- **TO BE DONE**
Select the lines of the records containing the word "learning" and list them.
** start of GIVEN DATA **
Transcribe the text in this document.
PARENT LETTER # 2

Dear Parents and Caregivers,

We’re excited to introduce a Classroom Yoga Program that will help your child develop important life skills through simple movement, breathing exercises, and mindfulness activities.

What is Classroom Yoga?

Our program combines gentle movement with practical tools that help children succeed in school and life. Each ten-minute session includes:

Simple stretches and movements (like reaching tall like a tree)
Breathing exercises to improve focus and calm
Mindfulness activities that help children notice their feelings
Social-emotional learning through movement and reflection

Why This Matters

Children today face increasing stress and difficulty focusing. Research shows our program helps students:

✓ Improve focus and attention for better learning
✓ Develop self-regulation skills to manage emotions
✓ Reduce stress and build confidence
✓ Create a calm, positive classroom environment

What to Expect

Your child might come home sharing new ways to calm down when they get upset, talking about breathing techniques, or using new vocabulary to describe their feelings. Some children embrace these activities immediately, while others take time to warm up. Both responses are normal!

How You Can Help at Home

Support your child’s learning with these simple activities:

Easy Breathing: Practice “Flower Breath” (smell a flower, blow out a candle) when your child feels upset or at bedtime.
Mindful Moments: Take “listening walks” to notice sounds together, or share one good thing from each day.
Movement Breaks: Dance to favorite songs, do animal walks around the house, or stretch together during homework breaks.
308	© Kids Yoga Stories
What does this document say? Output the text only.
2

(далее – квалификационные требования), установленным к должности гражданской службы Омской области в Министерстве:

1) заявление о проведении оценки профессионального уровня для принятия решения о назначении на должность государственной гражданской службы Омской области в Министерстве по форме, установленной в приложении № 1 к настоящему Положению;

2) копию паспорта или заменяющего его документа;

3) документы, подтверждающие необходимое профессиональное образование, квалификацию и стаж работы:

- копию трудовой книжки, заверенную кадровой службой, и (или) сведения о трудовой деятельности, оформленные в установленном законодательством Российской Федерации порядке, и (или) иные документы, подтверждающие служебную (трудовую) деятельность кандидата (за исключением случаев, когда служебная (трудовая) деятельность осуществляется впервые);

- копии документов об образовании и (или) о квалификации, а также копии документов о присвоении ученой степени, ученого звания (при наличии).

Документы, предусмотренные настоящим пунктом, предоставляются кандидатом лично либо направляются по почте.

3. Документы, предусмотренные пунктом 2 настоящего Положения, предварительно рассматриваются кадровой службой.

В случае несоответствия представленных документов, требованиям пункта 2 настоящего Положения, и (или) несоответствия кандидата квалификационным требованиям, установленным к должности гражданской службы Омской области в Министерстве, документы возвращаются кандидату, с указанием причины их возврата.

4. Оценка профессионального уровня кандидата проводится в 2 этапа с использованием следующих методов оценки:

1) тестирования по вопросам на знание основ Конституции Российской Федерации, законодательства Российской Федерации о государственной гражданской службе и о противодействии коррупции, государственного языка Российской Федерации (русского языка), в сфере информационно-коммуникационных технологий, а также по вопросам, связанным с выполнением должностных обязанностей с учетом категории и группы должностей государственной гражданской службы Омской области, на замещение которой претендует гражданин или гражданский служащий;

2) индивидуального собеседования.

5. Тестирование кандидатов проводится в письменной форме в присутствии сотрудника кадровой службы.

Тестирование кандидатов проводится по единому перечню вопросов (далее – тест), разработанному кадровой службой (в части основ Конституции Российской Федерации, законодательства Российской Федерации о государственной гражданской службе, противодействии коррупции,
** end of GIVEN DATA **
- **THE REPLY**
Social-emotional learning through movement and reflection
✓ Improve focus and attention for better learning
Support your child’s learning with these simple activities:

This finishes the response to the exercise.